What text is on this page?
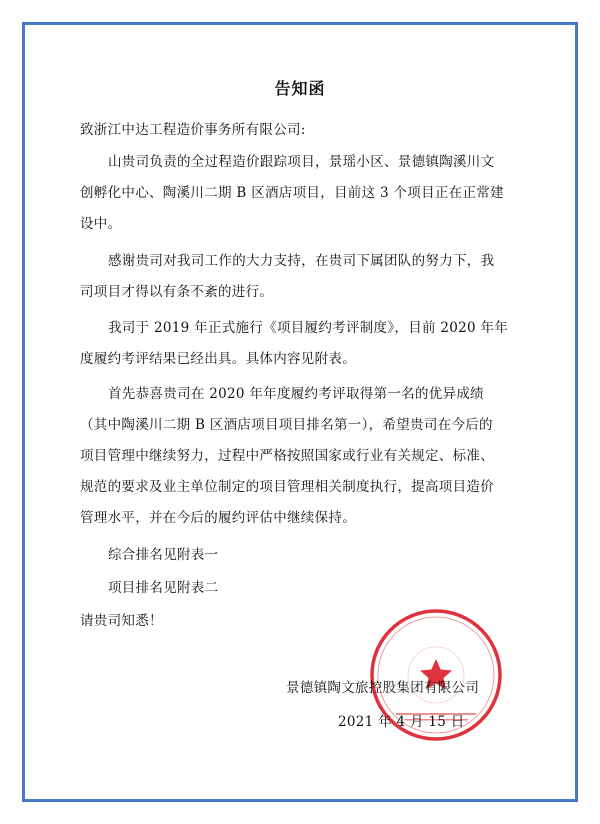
告知函
致浙江中达工程造价事务所有限公司:
山贵司负责的全过程造价跟踪项目，景瑶小区、景德镇陶溪川文
创孵化中心、陶溪川二期 B 区酒店项目，目前这 3 个项目正在正常建
设中。
感谢贵司对我司工作的大力支持，在贵司下属团队的努力下，我
司项目才得以有条不紊的进行。
我司于 2019 年正式施行《项目履约考评制度》，目前 2020 年年
度履约考评结果已经出具。具体内容见附表。
首先恭喜贵司在 2020 年年度履约考评取得第一名的优异成绩
（其中陶溪川二期 B 区酒店项目项目排名第一），希望贵司在今后的
项目管理中继续努力，过程中严格按照国家或行业有关规定、标准、
规范的要求及业主单位制定的项目管理相关制度执行，提高项目造价
管理水平，并在今后的履约评估中继续保持。
综合排名见附表一
项目排名见附表二
请贵司知悉！
景德镇陶文旅控股集团有限公司
2021 年 4 月 15 日
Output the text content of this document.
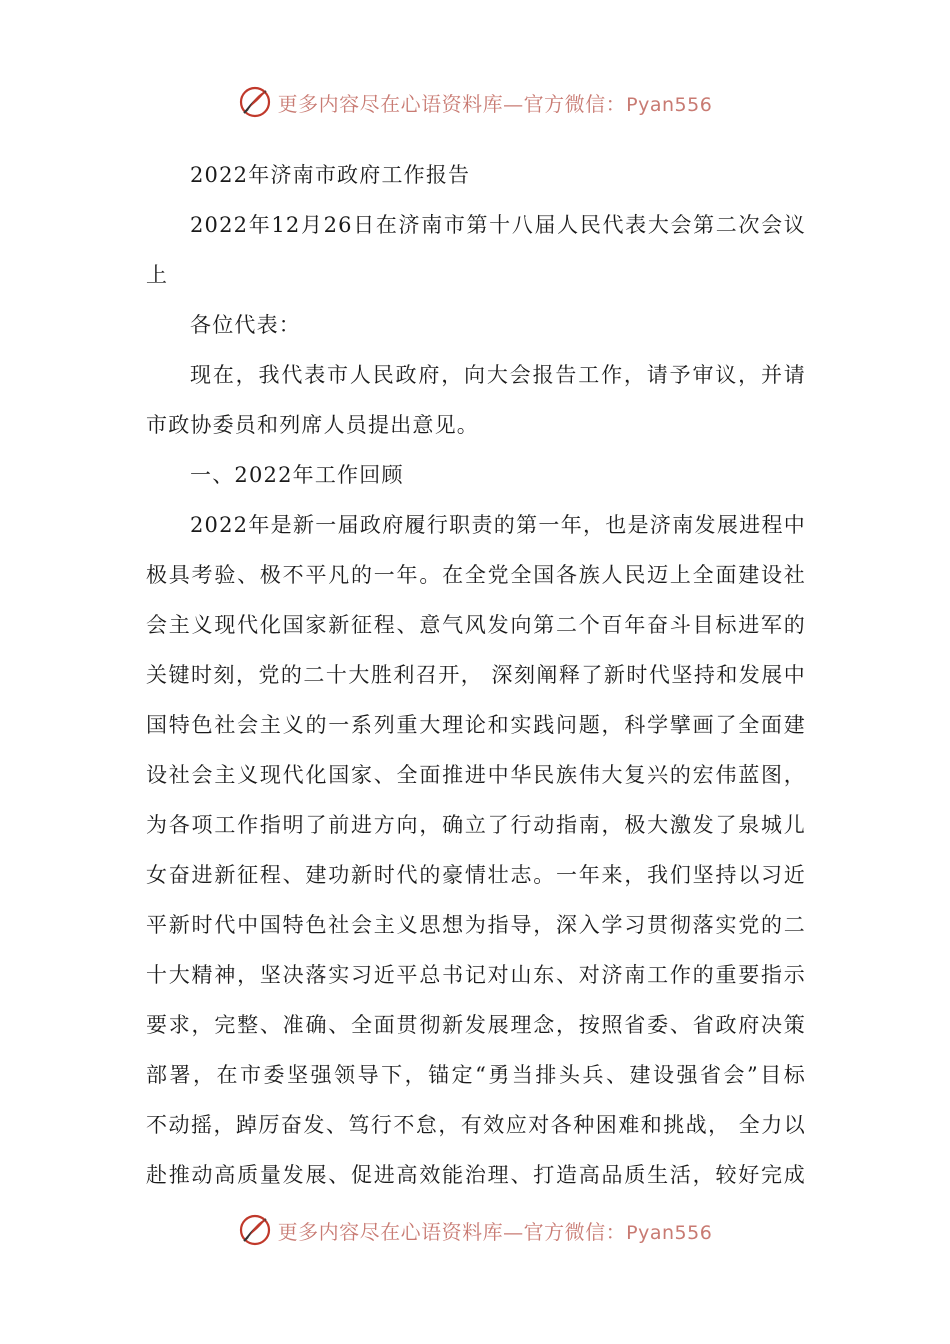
更多内容尽在心语资料库—官方微信：Pyan556
2022年济南市政府工作报告
2022年12月26日在济南市第十八届人民代表大会第二次会议
上
各位代表：
现在，我代表市人民政府，向大会报告工作，请予审议，并请
市政协委员和列席人员提出意见。
一、2022年工作回顾
2022年是新一届政府履行职责的第一年，也是济南发展进程中
极具考验、极不平凡的一年。在全党全国各族人民迈上全面建设社
会主义现代化国家新征程、意气风发向第二个百年奋斗目标进军的
关键时刻，党的二十大胜利召开， 深刻阐释了新时代坚持和发展中
国特色社会主义的一系列重大理论和实践问题，科学擘画了全面建
设社会主义现代化国家、全面推进中华民族伟大复兴的宏伟蓝图，
为各项工作指明了前进方向，确立了行动指南，极大激发了泉城儿
女奋进新征程、建功新时代的豪情壮志。一年来，我们坚持以习近
平新时代中国特色社会主义思想为指导，深入学习贯彻落实党的二
十大精神，坚决落实习近平总书记对山东、对济南工作的重要指示
要求，完整、准确、全面贯彻新发展理念，按照省委、省政府决策
部署，在市委坚强领导下，锚定“勇当排头兵、建设强省会”目标
不动摇，踔厉奋发、笃行不怠，有效应对各种困难和挑战， 全力以
赴推动高质量发展、促进高效能治理、打造高品质生活，较好完成
更多内容尽在心语资料库—官方微信：Pyan556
+-------+
[Aim] Reproduce the material above verbatim; omit every picture.

[Answer to this problem]
What text is on this page?
告知函
致浙江中达工程造价事务所有限公司:
山贵司负责的全过程造价跟踪项目，景瑶小区、景德镇陶溪川文
创孵化中心、陶溪川二期 B 区酒店项目，目前这 3 个项目正在正常建
设中。
感谢贵司对我司工作的大力支持，在贵司下属团队的努力下，我
司项目才得以有条不紊的进行。
我司于 2019 年正式施行《项目履约考评制度》，目前 2020 年年
度履约考评结果已经出具。具体内容见附表。
首先恭喜贵司在 2020 年年度履约考评取得第一名的优异成绩
（其中陶溪川二期 B 区酒店项目项目排名第一），希望贵司在今后的
项目管理中继续努力，过程中严格按照国家或行业有关规定、标准、
规范的要求及业主单位制定的项目管理相关制度执行，提高项目造价
管理水平，并在今后的履约评估中继续保持。
综合排名见附表一
项目排名见附表二
请贵司知悉！
景德镇陶文旅控股集团有限公司
2021 年 4 月 15 日
Output the text content of this document.
更多内容尽在心语资料库—官方微信：Pyan556
2022年济南市政府工作报告
2022年12月26日在济南市第十八届人民代表大会第二次会议
上
各位代表：
现在，我代表市人民政府，向大会报告工作，请予审议，并请
市政协委员和列席人员提出意见。
一、2022年工作回顾
2022年是新一届政府履行职责的第一年，也是济南发展进程中
极具考验、极不平凡的一年。在全党全国各族人民迈上全面建设社
会主义现代化国家新征程、意气风发向第二个百年奋斗目标进军的
关键时刻，党的二十大胜利召开， 深刻阐释了新时代坚持和发展中
国特色社会主义的一系列重大理论和实践问题，科学擘画了全面建
设社会主义现代化国家、全面推进中华民族伟大复兴的宏伟蓝图，
为各项工作指明了前进方向，确立了行动指南，极大激发了泉城儿
女奋进新征程、建功新时代的豪情壮志。一年来，我们坚持以习近
平新时代中国特色社会主义思想为指导，深入学习贯彻落实党的二
十大精神，坚决落实习近平总书记对山东、对济南工作的重要指示
要求，完整、准确、全面贯彻新发展理念，按照省委、省政府决策
部署，在市委坚强领导下，锚定“勇当排头兵、建设强省会”目标
不动摇，踔厉奋发、笃行不怠，有效应对各种困难和挑战， 全力以
赴推动高质量发展、促进高效能治理、打造高品质生活，较好完成
更多内容尽在心语资料库—官方微信：Pyan556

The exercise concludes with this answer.